> _Goal_
Copy the records from the beginning up to and including the line with "paragraph-line-9: 煤矸石煤灰综合利用等领域已形成自己的优势。: [168, 666, 830, 702]", changing "工业增加值" to "工业附加值" and leaving everything else unchanged.

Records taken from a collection

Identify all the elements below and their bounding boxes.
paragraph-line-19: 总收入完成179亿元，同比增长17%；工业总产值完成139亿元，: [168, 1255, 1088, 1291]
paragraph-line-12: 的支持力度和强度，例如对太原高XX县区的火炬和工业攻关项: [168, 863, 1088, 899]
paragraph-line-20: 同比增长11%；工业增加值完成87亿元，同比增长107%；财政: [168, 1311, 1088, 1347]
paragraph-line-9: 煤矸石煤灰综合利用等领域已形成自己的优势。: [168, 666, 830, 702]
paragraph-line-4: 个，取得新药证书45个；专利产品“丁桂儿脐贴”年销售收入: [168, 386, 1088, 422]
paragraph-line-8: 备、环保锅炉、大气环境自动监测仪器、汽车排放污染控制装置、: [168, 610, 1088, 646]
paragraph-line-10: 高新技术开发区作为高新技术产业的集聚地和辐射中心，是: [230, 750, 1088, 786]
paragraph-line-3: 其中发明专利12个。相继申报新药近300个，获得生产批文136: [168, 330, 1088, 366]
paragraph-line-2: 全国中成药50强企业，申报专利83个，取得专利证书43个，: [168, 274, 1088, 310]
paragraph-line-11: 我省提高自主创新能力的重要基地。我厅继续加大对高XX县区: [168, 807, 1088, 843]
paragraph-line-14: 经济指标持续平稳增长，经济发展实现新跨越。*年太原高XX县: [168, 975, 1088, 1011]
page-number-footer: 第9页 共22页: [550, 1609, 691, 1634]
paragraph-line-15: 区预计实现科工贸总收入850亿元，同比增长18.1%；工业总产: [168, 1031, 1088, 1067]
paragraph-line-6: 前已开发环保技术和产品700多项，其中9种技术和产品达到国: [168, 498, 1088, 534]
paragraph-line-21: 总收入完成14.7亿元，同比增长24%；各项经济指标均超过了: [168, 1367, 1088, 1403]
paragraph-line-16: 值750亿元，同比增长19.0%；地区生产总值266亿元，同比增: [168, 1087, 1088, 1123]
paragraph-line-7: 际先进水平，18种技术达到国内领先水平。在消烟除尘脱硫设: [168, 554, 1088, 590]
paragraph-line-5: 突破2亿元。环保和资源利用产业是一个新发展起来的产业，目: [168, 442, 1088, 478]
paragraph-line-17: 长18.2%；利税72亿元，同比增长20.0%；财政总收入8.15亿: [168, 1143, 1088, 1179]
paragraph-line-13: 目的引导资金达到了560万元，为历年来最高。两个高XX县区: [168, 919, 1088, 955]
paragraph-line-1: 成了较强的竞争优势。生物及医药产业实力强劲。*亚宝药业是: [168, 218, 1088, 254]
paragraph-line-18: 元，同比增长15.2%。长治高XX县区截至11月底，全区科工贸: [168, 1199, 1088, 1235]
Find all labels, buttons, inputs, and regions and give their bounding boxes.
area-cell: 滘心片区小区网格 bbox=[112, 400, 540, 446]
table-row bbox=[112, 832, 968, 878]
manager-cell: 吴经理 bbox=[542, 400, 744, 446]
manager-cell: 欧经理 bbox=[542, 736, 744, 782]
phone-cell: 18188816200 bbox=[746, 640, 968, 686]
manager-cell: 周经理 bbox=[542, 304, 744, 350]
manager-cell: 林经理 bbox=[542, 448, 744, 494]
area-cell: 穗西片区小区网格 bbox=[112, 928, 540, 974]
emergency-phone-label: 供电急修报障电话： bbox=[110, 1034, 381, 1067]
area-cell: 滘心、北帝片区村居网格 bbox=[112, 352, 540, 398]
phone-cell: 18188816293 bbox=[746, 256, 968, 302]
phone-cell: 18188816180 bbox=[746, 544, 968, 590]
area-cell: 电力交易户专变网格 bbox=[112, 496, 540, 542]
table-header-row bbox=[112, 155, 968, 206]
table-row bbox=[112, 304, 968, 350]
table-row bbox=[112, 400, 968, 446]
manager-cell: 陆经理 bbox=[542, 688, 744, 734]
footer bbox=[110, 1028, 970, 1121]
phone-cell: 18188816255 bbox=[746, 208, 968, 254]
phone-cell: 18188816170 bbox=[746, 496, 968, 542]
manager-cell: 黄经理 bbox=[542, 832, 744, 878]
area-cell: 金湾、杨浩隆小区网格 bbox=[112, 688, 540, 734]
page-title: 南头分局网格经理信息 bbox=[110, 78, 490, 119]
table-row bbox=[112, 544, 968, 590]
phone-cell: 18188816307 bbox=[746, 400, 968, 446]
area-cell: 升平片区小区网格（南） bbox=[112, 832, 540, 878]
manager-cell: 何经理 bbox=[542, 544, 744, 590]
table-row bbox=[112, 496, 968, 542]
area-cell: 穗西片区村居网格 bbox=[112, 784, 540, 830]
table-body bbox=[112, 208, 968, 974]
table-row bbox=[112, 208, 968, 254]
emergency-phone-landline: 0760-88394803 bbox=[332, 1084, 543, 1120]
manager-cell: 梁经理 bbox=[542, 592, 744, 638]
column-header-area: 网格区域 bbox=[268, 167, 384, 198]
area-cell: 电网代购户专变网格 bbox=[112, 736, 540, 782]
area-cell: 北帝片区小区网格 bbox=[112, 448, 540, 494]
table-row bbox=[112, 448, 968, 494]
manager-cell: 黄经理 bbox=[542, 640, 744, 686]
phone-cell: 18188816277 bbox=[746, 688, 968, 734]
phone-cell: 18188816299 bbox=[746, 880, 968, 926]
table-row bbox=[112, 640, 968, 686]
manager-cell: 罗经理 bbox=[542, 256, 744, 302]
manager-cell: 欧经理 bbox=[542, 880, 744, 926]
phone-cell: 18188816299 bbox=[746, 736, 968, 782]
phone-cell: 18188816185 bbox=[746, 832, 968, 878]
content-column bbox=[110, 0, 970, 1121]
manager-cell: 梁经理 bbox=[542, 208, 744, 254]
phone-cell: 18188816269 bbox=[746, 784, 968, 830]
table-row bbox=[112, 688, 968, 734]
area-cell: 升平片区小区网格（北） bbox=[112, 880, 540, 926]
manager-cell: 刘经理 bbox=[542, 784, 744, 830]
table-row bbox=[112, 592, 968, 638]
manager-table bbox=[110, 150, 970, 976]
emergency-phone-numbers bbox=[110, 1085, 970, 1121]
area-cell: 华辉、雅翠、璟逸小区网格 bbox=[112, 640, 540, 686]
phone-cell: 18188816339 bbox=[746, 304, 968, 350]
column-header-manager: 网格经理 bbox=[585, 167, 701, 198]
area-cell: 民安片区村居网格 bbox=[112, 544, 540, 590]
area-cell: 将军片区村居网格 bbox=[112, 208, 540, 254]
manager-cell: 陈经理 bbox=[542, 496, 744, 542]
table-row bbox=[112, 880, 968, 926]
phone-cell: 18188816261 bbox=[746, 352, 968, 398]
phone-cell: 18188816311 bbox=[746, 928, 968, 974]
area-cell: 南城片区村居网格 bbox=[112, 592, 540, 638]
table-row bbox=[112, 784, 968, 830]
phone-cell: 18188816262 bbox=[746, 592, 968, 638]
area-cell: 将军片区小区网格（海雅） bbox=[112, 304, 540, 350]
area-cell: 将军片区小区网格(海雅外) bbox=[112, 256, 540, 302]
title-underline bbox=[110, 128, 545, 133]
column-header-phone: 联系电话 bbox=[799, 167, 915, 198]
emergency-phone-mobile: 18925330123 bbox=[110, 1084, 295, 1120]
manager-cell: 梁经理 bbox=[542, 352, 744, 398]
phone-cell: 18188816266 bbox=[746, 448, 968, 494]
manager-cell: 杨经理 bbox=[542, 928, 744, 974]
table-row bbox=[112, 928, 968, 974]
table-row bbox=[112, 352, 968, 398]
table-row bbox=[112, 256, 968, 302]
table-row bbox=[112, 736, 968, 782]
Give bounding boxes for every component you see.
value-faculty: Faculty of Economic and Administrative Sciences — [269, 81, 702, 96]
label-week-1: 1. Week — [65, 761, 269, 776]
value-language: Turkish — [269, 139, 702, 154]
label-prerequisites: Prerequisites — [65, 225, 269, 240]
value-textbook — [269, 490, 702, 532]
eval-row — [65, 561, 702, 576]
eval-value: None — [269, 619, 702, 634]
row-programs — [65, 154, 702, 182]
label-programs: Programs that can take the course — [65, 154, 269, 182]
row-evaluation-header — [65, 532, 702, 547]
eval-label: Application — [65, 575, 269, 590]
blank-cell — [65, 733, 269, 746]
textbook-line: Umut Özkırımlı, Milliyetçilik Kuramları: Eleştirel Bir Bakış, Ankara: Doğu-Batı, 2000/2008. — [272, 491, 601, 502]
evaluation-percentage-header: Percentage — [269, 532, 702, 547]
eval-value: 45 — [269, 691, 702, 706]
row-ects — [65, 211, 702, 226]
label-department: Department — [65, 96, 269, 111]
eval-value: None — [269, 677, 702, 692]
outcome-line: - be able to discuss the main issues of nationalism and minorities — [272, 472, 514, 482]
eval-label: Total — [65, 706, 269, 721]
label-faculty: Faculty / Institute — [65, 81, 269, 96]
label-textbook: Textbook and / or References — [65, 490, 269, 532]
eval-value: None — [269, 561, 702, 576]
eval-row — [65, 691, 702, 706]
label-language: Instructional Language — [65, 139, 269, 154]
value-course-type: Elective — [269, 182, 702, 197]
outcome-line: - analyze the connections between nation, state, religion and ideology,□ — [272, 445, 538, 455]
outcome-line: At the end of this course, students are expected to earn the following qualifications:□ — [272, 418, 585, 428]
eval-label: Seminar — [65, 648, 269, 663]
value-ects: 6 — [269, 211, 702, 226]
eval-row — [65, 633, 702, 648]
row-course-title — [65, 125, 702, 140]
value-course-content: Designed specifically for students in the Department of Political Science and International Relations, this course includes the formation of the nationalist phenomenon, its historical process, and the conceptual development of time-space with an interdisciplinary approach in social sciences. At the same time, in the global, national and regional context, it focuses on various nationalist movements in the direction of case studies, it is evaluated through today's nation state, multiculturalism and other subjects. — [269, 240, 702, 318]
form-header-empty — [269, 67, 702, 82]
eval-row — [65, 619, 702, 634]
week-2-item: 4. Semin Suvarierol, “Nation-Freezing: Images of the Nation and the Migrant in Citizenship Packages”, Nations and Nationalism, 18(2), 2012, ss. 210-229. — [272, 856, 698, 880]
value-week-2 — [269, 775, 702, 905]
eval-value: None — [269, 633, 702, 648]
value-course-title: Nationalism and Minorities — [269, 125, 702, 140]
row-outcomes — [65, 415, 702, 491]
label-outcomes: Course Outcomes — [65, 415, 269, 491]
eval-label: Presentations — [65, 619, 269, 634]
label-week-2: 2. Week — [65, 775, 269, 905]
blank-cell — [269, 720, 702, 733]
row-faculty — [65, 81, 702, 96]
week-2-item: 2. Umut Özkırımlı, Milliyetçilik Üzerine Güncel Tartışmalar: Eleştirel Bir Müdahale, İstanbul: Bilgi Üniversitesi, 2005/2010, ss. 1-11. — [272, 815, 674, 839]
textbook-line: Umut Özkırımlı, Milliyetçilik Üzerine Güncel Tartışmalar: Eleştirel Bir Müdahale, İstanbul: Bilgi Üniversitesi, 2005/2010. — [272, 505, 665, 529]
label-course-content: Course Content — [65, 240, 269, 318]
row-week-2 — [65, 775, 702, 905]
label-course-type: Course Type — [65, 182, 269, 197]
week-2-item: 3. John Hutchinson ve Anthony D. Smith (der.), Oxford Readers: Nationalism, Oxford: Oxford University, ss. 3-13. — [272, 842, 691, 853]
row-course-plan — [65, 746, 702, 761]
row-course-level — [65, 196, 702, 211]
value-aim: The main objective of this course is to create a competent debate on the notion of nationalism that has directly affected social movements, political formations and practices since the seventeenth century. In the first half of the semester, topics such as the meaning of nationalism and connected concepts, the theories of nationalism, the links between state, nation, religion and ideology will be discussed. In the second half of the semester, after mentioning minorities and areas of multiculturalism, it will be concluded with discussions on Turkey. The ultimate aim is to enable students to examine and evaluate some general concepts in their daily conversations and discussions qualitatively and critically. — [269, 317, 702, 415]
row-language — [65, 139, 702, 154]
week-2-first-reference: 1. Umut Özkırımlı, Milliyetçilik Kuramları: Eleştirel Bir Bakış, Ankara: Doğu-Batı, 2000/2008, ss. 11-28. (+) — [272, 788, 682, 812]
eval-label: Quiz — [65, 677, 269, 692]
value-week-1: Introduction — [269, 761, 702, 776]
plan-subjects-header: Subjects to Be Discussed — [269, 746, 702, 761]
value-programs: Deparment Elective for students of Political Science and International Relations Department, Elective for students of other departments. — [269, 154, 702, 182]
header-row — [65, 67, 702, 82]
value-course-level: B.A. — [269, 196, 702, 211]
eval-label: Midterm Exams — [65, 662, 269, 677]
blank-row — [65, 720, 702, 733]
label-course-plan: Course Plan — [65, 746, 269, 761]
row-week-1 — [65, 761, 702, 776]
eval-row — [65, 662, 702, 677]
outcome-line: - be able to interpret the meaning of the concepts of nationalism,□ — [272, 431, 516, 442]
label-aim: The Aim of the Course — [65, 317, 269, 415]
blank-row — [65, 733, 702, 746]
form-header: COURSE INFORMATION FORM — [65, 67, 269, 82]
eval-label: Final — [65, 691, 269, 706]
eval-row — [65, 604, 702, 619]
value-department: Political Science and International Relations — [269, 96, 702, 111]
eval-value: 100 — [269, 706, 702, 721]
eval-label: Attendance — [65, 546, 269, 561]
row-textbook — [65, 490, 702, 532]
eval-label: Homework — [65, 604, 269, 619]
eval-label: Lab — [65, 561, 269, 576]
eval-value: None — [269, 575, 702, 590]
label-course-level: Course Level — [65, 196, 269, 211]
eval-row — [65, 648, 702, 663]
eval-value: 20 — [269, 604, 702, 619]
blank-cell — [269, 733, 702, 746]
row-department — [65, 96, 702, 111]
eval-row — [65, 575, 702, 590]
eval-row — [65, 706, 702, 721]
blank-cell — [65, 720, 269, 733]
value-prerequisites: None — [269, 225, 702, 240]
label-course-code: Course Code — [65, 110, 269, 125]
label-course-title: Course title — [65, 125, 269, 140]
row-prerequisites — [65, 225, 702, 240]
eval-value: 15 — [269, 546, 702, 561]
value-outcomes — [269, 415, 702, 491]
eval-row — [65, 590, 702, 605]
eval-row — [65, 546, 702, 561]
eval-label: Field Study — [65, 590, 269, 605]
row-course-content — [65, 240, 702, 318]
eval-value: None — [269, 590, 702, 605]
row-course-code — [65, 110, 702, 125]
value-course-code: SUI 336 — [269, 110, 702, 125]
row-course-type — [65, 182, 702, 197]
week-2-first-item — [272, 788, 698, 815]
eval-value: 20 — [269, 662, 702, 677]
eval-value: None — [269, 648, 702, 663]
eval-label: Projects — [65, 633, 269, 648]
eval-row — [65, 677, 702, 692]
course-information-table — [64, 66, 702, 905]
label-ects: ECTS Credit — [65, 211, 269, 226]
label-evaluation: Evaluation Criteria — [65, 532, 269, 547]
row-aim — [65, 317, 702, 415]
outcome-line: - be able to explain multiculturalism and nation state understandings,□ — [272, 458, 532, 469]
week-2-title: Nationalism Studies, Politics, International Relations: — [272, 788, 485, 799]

> _Reply_
Identify all the elements below and their bounding boxes.
paragraph-line-19: 总收入完成179亿元，同比增长17%；工业总产值完成139亿元，: [168, 1255, 1088, 1291]
paragraph-line-12: 的支持力度和强度，例如对太原高XX县区的火炬和工业攻关项: [168, 863, 1088, 899]
paragraph-line-20: 同比增长11%；工业附加值完成87亿元，同比增长107%；财政: [168, 1311, 1088, 1347]
paragraph-line-9: 煤矸石煤灰综合利用等领域已形成自己的优势。: [168, 666, 830, 702]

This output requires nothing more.